Problem description: Repeat all the material exactly; pictures stay out of your copy.

* Begin Listed records *

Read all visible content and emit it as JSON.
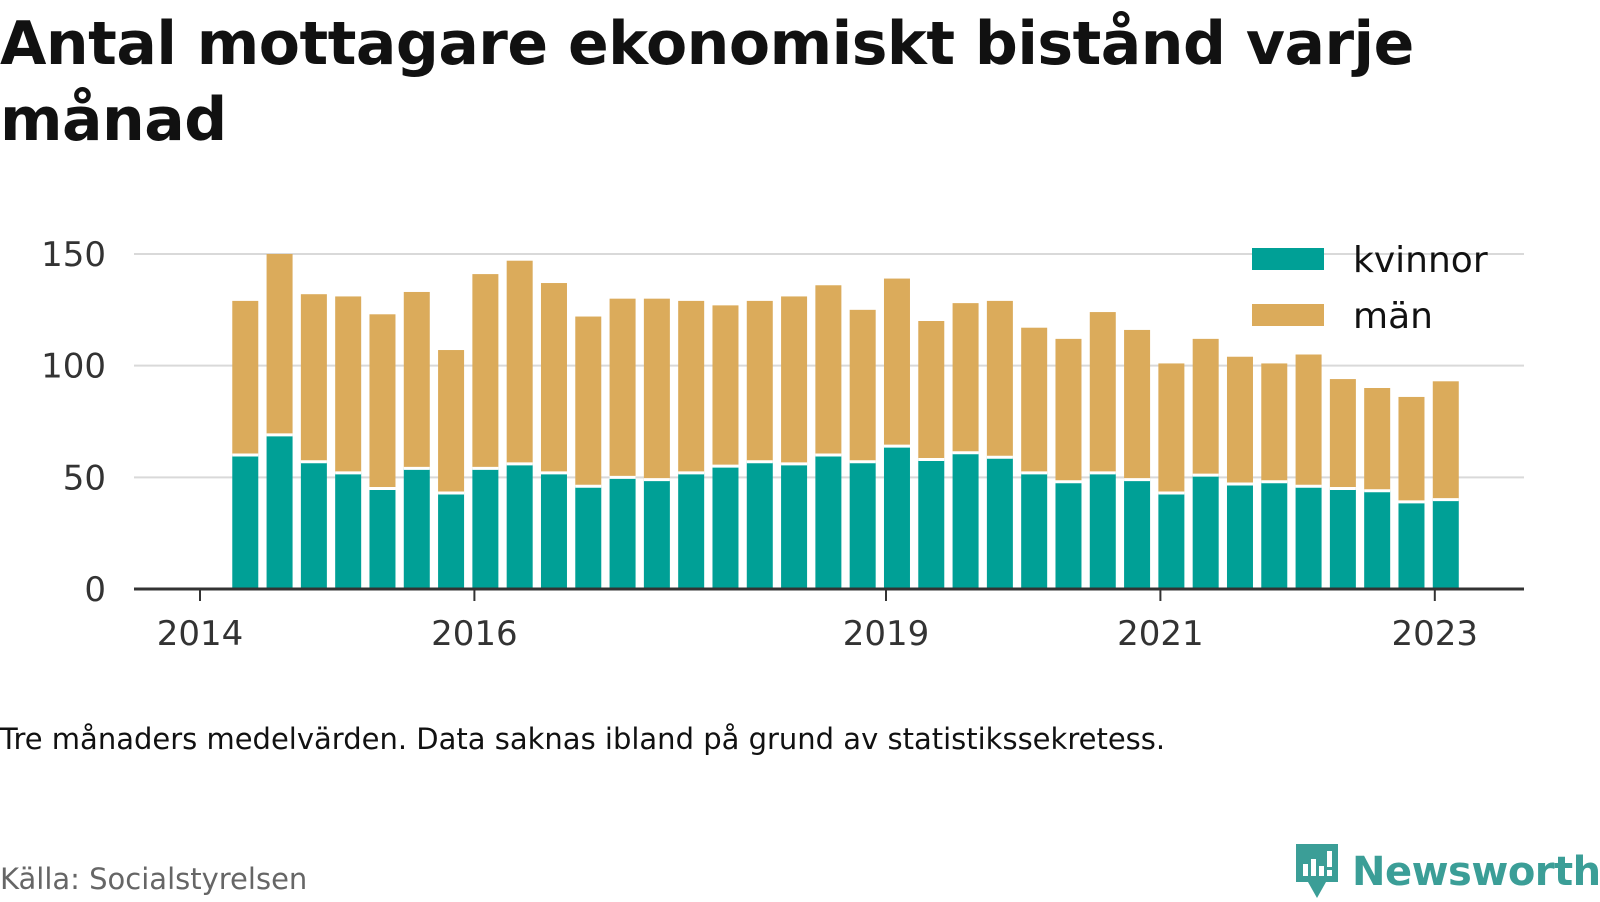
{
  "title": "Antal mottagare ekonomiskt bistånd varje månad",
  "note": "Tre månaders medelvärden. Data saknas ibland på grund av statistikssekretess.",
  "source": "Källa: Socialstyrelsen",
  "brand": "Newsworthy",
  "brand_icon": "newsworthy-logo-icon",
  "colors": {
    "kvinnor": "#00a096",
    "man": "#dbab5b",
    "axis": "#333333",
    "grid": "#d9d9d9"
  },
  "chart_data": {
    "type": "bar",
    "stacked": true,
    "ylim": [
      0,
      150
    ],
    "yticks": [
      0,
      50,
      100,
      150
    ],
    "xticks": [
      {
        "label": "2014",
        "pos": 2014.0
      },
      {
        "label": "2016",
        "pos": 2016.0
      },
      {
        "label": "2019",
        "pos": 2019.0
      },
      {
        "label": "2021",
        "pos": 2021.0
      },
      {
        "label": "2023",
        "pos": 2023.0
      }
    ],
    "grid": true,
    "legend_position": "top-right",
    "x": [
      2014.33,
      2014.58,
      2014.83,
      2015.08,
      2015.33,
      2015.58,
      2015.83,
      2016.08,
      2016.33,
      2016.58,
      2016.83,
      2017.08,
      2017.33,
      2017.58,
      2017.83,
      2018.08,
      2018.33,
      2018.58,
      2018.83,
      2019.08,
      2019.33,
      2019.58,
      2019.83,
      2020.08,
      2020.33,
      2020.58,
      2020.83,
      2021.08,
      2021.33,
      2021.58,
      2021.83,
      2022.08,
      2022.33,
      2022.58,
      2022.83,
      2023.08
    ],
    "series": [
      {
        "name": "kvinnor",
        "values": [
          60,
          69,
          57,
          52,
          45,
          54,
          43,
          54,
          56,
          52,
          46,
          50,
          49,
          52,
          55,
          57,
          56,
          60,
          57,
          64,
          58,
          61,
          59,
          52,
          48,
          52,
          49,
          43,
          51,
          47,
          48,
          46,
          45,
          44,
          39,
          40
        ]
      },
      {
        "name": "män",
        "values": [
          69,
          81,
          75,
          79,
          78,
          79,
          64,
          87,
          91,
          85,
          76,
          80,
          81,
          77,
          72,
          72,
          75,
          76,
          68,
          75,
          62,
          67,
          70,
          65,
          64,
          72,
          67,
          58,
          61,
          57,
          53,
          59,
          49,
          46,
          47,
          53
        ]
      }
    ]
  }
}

* End Listed records *

Expected answer:
Read all visible content and emit it as JSON.
{
  "title": "Antal mottagare ekonomiskt bistånd varje månad",
  "note": "Tre månaders medelvärden. Data saknas ibland på grund av statistikssekretess.",
  "source": "Källa: Socialstyrelsen",
  "brand": "Newsworthy",
  "brand_icon": "newsworthy-logo-icon",
  "colors": {
    "kvinnor": "#00a096",
    "man": "#dbab5b",
    "axis": "#333333",
    "grid": "#d9d9d9"
  },
  "chart_data": {
    "type": "bar",
    "stacked": true,
    "ylim": [
      0,
      150
    ],
    "yticks": [
      0,
      50,
      100,
      150
    ],
    "xticks": [
      {
        "label": "2014",
        "pos": 2014.0
      },
      {
        "label": "2016",
        "pos": 2016.0
      },
      {
        "label": "2019",
        "pos": 2019.0
      },
      {
        "label": "2021",
        "pos": 2021.0
      },
      {
        "label": "2023",
        "pos": 2023.0
      }
    ],
    "grid": true,
    "legend_position": "top-right",
    "x": [
      2014.33,
      2014.58,
      2014.83,
      2015.08,
      2015.33,
      2015.58,
      2015.83,
      2016.08,
      2016.33,
      2016.58,
      2016.83,
      2017.08,
      2017.33,
      2017.58,
      2017.83,
      2018.08,
      2018.33,
      2018.58,
      2018.83,
      2019.08,
      2019.33,
      2019.58,
      2019.83,
      2020.08,
      2020.33,
      2020.58,
      2020.83,
      2021.08,
      2021.33,
      2021.58,
      2021.83,
      2022.08,
      2022.33,
      2022.58,
      2022.83,
      2023.08
    ],
    "series": [
      {
        "name": "kvinnor",
        "values": [
          60,
          69,
          57,
          52,
          45,
          54,
          43,
          54,
          56,
          52,
          46,
          50,
          49,
          52,
          55,
          57,
          56,
          60,
          57,
          64,
          58,
          61,
          59,
          52,
          48,
          52,
          49,
          43,
          51,
          47,
          48,
          46,
          45,
          44,
          39,
          40
        ]
      },
      {
        "name": "män",
        "values": [
          69,
          81,
          75,
          79,
          78,
          79,
          64,
          87,
          91,
          85,
          76,
          80,
          81,
          77,
          72,
          72,
          75,
          76,
          68,
          75,
          62,
          67,
          70,
          65,
          64,
          72,
          67,
          58,
          61,
          57,
          53,
          59,
          49,
          46,
          47,
          53
        ]
      }
    ]
  }
}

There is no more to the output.